What you will do:
Each line containing the word "приоритетности" must be reported.

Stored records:
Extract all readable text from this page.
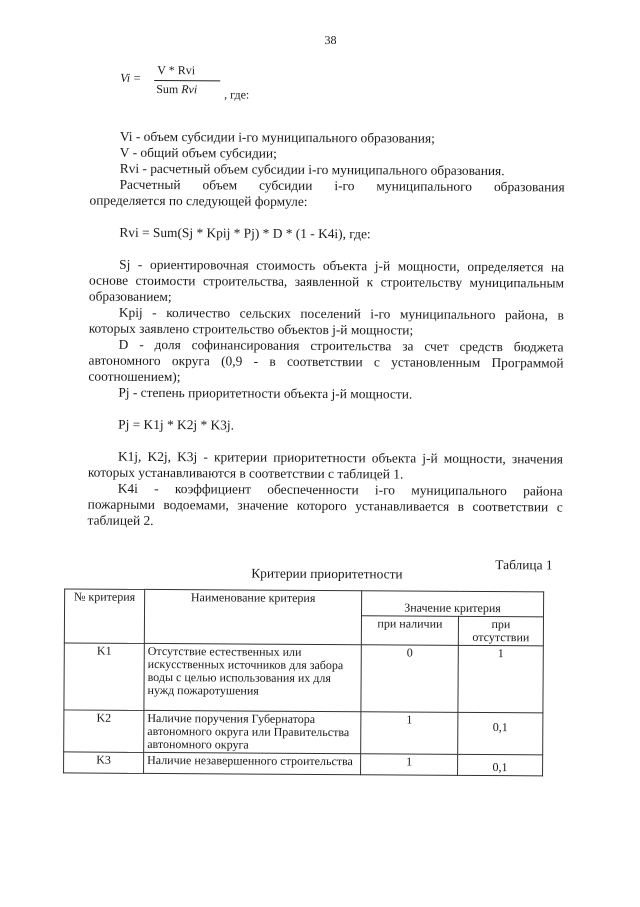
38
Vi =
V * Rvi
Sum Rvi , где:
Vi - объем субсидии i-го муниципального образования;
V - общий объем субсидии;
Rvi - расчетный объем субсидии i-го муниципального образования.
Расчетный объем субсидии i-го муниципального образования
определяется по следующей формуле:
Rvi = Sum(Sj * Kpij * Pj) * D * (1 - K4i), где:
Sj - ориентировочная стоимость объекта j-й мощности, определяется на
основе стоимости строительства, заявленной к строительству муниципальным
образованием;
Kpij - количество сельских поселений i-го муниципального района, в
которых заявлено строительство объектов j-й мощности;
D - доля софинансирования строительства за счет средств бюджета
автономного округа (0,9 - в соответствии с установленным Программой
соотношением);
Pj - степень приоритетности объекта j-й мощности.
Pj = K1j * K2j * K3j.
K1j, K2j, K3j - критерии приоритетности объекта j-й мощности, значения
которых устанавливаются в соответствии с таблицей 1.
K4i - коэффициент обеспеченности i-го муниципального района
пожарными водоемами, значение которого устанавливается в соответствии с
таблицей 2.
Таблица 1
Критерии приоритетности
№ критерия	Наименование критерия	Значение критерия	
		при наличии	при отсутствии
K1	Отсутствие естественных или искусственных источников для забора воды с целью использования их для нужд пожаротушения	0	1
K2	Наличие поручения Губернатора автономного округа или Правительства автономного округа	1	0,1
K3	Наличие незавершенного строительства	1	0,1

Finished exercise:
Pj - степень приоритетности объекта j-й мощности.
K1j, K2j, K3j - критерии приоритетности объекта j-й мощности, значения
Критерии приоритетности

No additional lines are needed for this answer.